• _Given problem_
Pick out each line containing the string "south".

• _Material for this task_
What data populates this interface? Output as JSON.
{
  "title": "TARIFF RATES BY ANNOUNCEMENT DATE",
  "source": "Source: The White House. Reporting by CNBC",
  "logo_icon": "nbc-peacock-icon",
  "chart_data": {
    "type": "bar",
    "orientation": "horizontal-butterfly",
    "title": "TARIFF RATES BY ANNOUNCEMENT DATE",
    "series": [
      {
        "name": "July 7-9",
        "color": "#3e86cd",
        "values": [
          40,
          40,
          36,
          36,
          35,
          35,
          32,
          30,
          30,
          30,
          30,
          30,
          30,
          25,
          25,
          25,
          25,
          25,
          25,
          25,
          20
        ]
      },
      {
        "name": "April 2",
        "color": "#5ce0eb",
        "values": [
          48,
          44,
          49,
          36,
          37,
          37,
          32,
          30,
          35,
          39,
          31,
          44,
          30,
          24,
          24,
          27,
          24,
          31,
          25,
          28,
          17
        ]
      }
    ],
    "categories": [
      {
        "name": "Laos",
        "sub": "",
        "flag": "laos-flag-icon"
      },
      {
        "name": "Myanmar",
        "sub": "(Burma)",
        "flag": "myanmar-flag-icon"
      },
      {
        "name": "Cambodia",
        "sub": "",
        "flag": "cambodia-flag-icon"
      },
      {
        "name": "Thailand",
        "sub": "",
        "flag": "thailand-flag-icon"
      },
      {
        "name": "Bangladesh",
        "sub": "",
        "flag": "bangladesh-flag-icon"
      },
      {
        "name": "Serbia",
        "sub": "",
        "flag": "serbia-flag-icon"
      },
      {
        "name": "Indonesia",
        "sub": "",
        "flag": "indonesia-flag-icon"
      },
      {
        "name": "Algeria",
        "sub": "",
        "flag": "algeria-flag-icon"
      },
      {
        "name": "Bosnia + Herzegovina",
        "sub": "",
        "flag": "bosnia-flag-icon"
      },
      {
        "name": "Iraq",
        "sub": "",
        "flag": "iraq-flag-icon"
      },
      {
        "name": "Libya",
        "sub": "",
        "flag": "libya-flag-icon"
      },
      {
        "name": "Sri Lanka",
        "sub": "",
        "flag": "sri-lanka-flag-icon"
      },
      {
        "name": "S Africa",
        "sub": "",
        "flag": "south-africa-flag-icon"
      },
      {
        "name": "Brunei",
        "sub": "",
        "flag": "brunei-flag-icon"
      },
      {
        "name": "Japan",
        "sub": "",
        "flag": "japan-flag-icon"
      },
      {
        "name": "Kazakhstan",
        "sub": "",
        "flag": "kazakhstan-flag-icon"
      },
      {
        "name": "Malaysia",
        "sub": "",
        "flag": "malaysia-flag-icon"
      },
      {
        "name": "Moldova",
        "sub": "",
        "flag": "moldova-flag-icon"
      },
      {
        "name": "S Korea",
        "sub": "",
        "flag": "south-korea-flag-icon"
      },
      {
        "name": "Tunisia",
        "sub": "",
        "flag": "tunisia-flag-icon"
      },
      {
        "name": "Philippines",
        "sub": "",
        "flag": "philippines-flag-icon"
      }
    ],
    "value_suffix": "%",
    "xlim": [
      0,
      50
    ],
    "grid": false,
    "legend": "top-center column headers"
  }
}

• _Expected output_
        "flag": "south-africa-flag-icon"
        "flag": "south-korea-flag-icon"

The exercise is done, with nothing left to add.